WRITTEN REQUEST: Look through the records below and give the number of lines holding the string "записи", nothing more.
[Start]
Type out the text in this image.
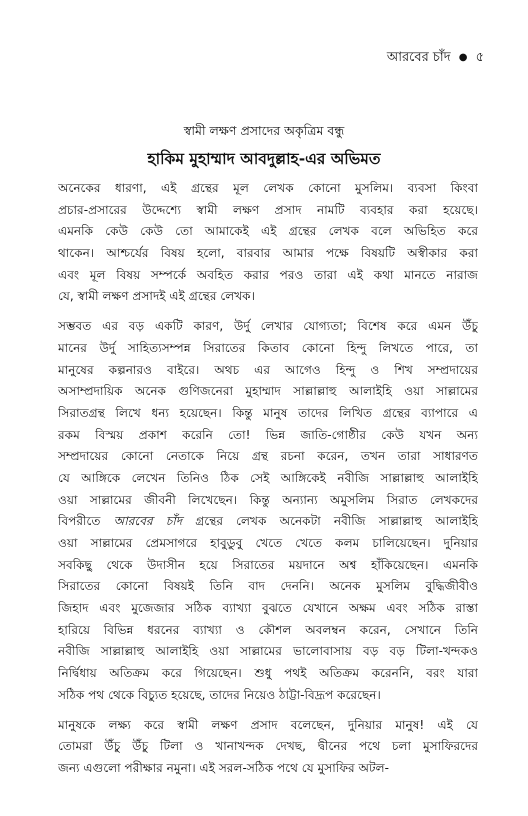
আরবের চাঁদ ● ৫
স্বামী লক্ষণ প্রসাদের অকৃত্রিম বন্ধু
হাকিম মুহাম্মাদ আবদুল্লাহ-এর অভিমত
অনেকের ধারণা, এই গ্রন্থের মূল লেখক কোনো মুসলিম। ব্যবসা কিংবা
প্রচার-প্রসারের উদ্দেশ্যে স্বামী লক্ষণ প্রসাদ নামটি ব্যবহার করা হয়েছে।
এমনকি কেউ কেউ তো আমাকেই এই গ্রন্থের লেখক বলে অভিহিত করে
থাকেন। আশ্চর্যের বিষয় হলো, বারবার আমার পক্ষে বিষয়টি অস্বীকার করা
এবং মূল বিষয় সম্পর্কে অবহিত করার পরও তারা এই কথা মানতে নারাজ
যে, স্বামী লক্ষণ প্রসাদই এই গ্রন্থের লেখক।
সম্ভবত এর বড় একটি কারণ, উর্দু লেখার যোগ্যতা; বিশেষ করে এমন উঁচু
মানের উর্দু সাহিত্যসম্পন্ন সিরাতের কিতাব কোনো হিন্দু লিখতে পারে, তা
মানুষের কল্পনারও বাইরে। অথচ এর আগেও হিন্দু ও শিখ সম্প্রদায়ের
অসাম্প্রদায়িক অনেক গুণিজনেরা মুহাম্মাদ সাল্লাল্লাহু আলাইহি ওয়া সাল্লামের
সিরাতগ্রন্থ লিখে ধন্য হয়েছেন। কিন্তু মানুষ তাদের লিখিত গ্রন্থের ব্যাপারে এ
রকম বিস্ময় প্রকাশ করেনি তো! ভিন্ন জাতি-গোষ্ঠীর কেউ যখন অন্য
সম্প্রদায়ের কোনো নেতাকে নিয়ে গ্রন্থ রচনা করেন, তখন তারা সাধারণত
যে আঙ্গিকে লেখেন তিনিও ঠিক সেই আঙ্গিকেই নবীজি সাল্লাল্লাহু আলাইহি
ওয়া সাল্লামের জীবনী লিখেছেন। কিন্তু অন্যান্য অমুসলিম সিরাত লেখকদের
বিপরীতে আরবের চাঁদ গ্রন্থের লেখক অনেকটা নবীজি সাল্লাল্লাহু আলাইহি
ওয়া সাল্লামের প্রেমসাগরে হাবুডুবু খেতে খেতে কলম চালিয়েছেন। দুনিয়ার
সবকিছু থেকে উদাসীন হয়ে সিরাতের ময়দানে অশ্ব হাঁকিয়েছেন। এমনকি
সিরাতের কোনো বিষয়ই তিনি বাদ দেননি। অনেক মুসলিম বুদ্ধিজীবীও
জিহাদ এবং মুজেজার সঠিক ব্যাখ্যা বুঝতে যেখানে অক্ষম এবং সঠিক রাস্তা
হারিয়ে বিভিন্ন ধরনের ব্যাখ্যা ও কৌশল অবলম্বন করেন, সেখানে তিনি
নবীজি সাল্লাল্লাহু আলাইহি ওয়া সাল্লামের ভালোবাসায় বড় বড় টিলা-খন্দকও
নির্দ্বিধায় অতিক্রম করে গিয়েছেন। শুধু পথই অতিক্রম করেননি, বরং যারা
সঠিক পথ থেকে বিচ্যুত হয়েছে, তাদের নিয়েও ঠাট্টা-বিদ্রূপ করেছেন।
মানুষকে লক্ষ্য করে স্বামী লক্ষণ প্রসাদ বলেছেন, দুনিয়ার মানুষ! এই যে
তোমরা উঁচু উঁচু টিলা ও খানাখন্দক দেখছ, দ্বীনের পথে চলা মুসাফিরদের
জন্য এগুলো পরীক্ষার নমুনা। এই সরল-সঠিক পথে যে মুসাফির অটল-
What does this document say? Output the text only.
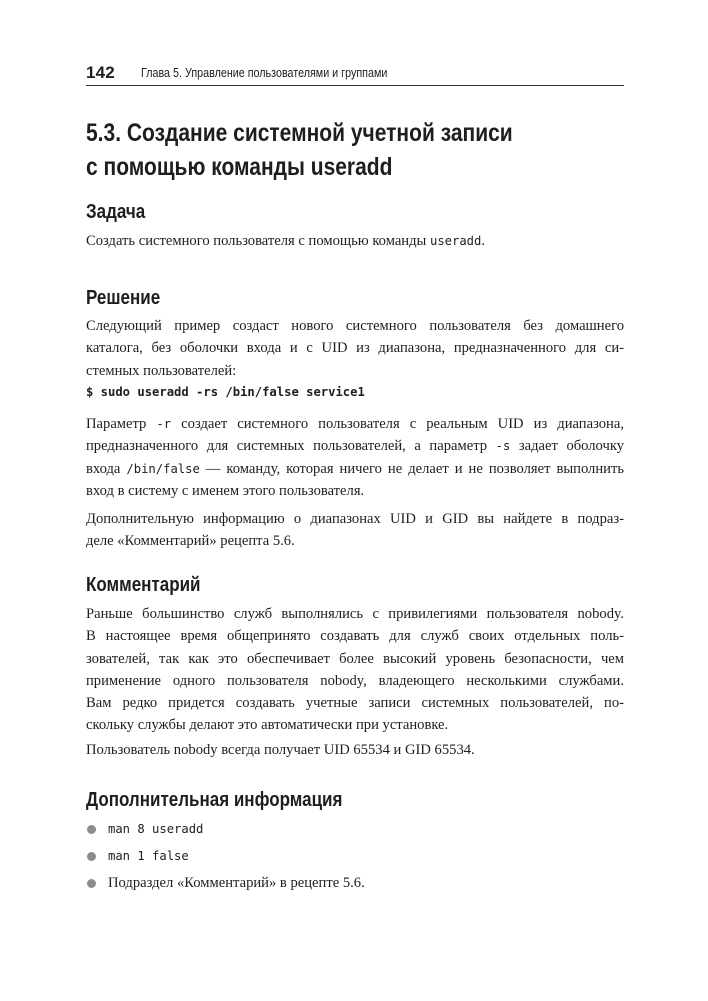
142 Глава 5. Управление пользователями и группами
5.3. Создание системной учетной записи
с помощью команды useradd
Задача

Создать системного пользователя с помощью команды useradd.

Решение

Следующий пример создаст нового системного пользователя без домашнего
каталога, без оболочки входа и с UID из диапазона, предназначенного для си-
стемных пользователей:

$ sudo useradd -rs /bin/false service1

Параметр -r создает системного пользователя с реальным UID из диапазона,
предназначенного для системных пользователей, а параметр -s задает оболочку
входа /bin/false — команду, которая ничего не делает и не позволяет выполнить
вход в систему с именем этого пользователя.

Дополнительную информацию о диапазонах UID и GID вы найдете в подраз-
деле «Комментарий» рецепта 5.6.

Комментарий

Раньше большинство служб выполнялись с привилегиями пользователя nobody.
В настоящее время общепринято создавать для служб своих отдельных поль-
зователей, так как это обеспечивает более высокий уровень безопасности, чем
применение одного пользователя nobody, владеющего несколькими службами.
Вам редко придется создавать учетные записи системных пользователей, по-
скольку службы делают это автоматически при установке.

Пользователь nobody всегда получает UID 65534 и GID 65534.

Дополнительная информация
man 8 useradd
man 1 false
Подраздел «Комментарий» в рецепте 5.6.
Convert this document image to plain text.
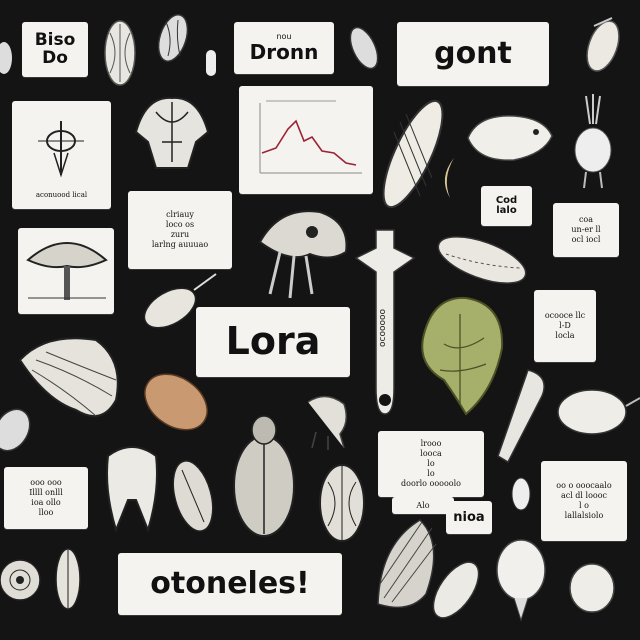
Biso
Do
nou
Dronn	gont
aconuood lical
clriauy
loco os
zuru
larlng auuuao
Cod
lalo
coa
un-er ll
ocl iocl
Lora
ocooce llc
l-D
locla
lrooo
looca
lo
lo
doorlo ooooolo
Alo
nioa
oo o ooocaalo
acl dl loooc
l o
lallalsiolo
ooo ooo
Illll onlll
ioa ollo
lloo
otoneles!
ocooooo
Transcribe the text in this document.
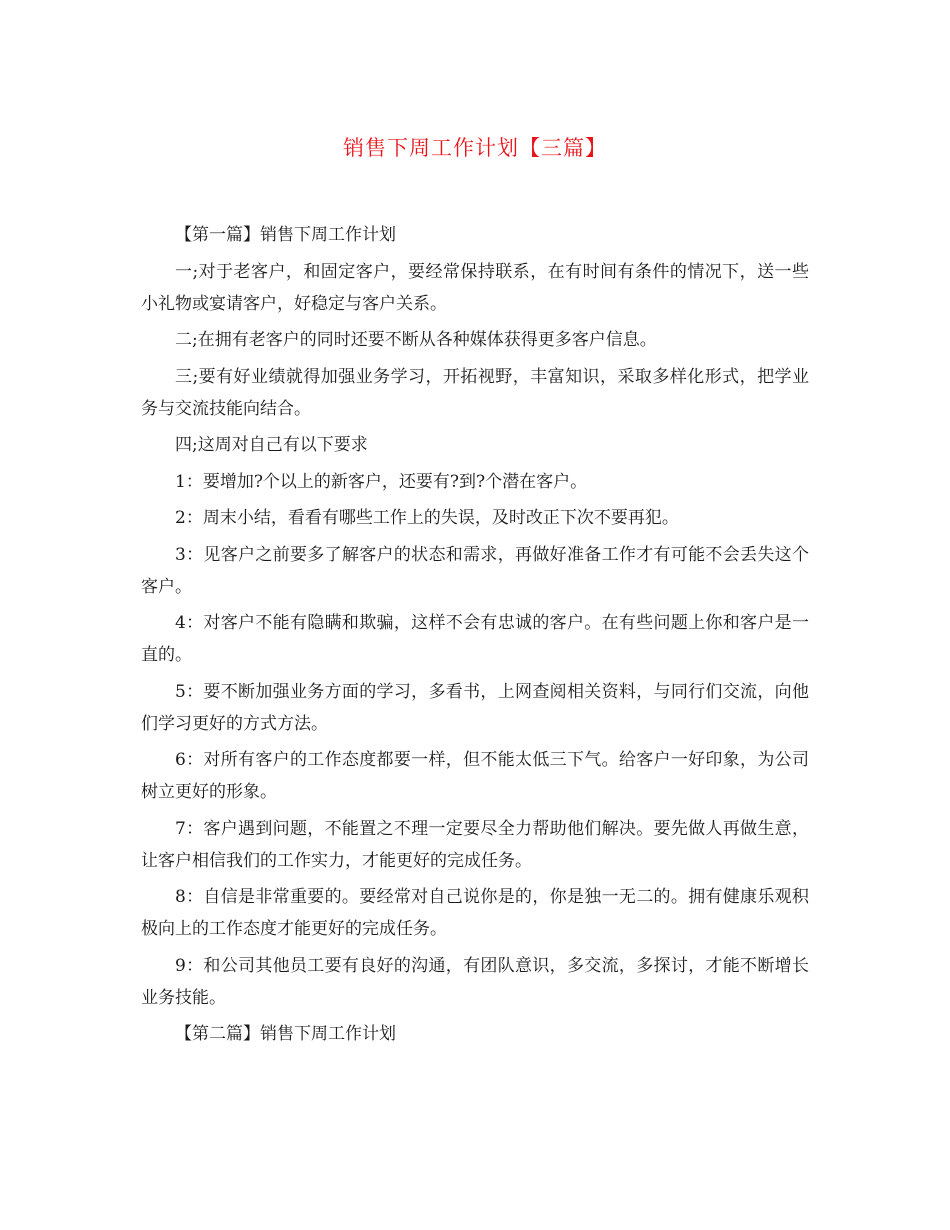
销售下周工作计划【三篇】

【第一篇】销售下周工作计划

一;对于老客户，和固定客户，要经常保持联系，在有时间有条件的情况下，送一些小礼物或宴请客户，好稳定与客户关系。

二;在拥有老客户的同时还要不断从各种媒体获得更多客户信息。

三;要有好业绩就得加强业务学习，开拓视野，丰富知识，采取多样化形式，把学业务与交流技能向结合。

四;这周对自己有以下要求

1：要增加?个以上的新客户，还要有?到?个潜在客户。

2：周末小结，看看有哪些工作上的失误，及时改正下次不要再犯。

3：见客户之前要多了解客户的状态和需求，再做好准备工作才有可能不会丢失这个客户。

4：对客户不能有隐瞒和欺骗，这样不会有忠诚的客户。在有些问题上你和客户是一直的。

5：要不断加强业务方面的学习，多看书，上网查阅相关资料，与同行们交流，向他们学习更好的方式方法。

6：对所有客户的工作态度都要一样，但不能太低三下气。给客户一好印象，为公司树立更好的形象。

7：客户遇到问题，不能置之不理一定要尽全力帮助他们解决。要先做人再做生意，让客户相信我们的工作实力，才能更好的完成任务。

8：自信是非常重要的。要经常对自己说你是的，你是独一无二的。拥有健康乐观积极向上的工作态度才能更好的完成任务。

9：和公司其他员工要有良好的沟通，有团队意识，多交流，多探讨，才能不断增长业务技能。

【第二篇】销售下周工作计划
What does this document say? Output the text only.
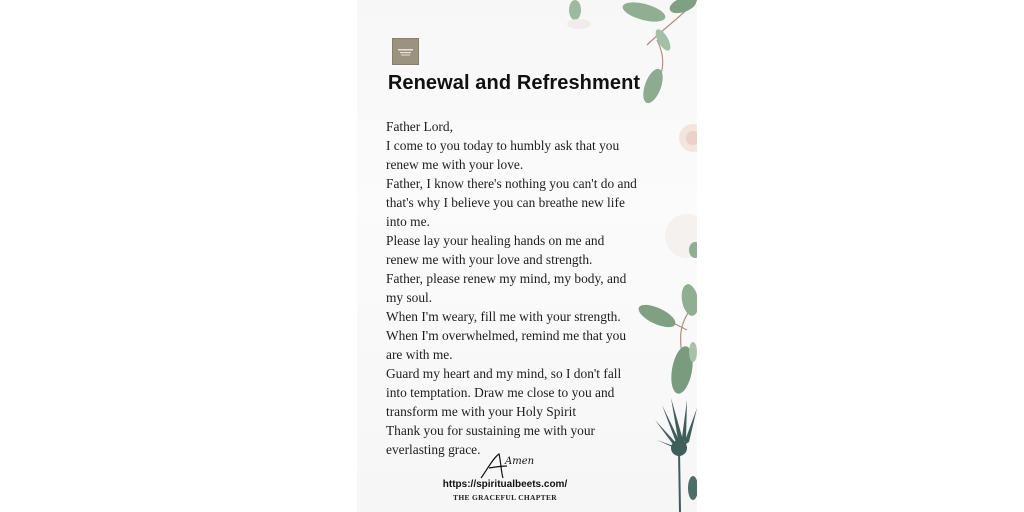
Renewal and Refreshment
Father Lord,
I come to you today to humbly ask that you
renew me with your love.
Father, I know there's nothing you can't do and
that's why I believe you can breathe new life
into me.
Please lay your healing hands on me and
renew me with your love and strength.
Father, please renew my mind, my body, and
my soul.
When I'm weary, fill me with your strength.
When I'm overwhelmed, remind me that you
are with me.
Guard my heart and my mind, so I don't fall
into temptation. Draw me close to you and
transform me with your Holy Spirit
Thank you for sustaining me with your
everlasting grace.
Amen
https://spiritualbeets.com/
THE GRACEFUL CHAPTER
[End]
WRITTEN SOLUTION: 2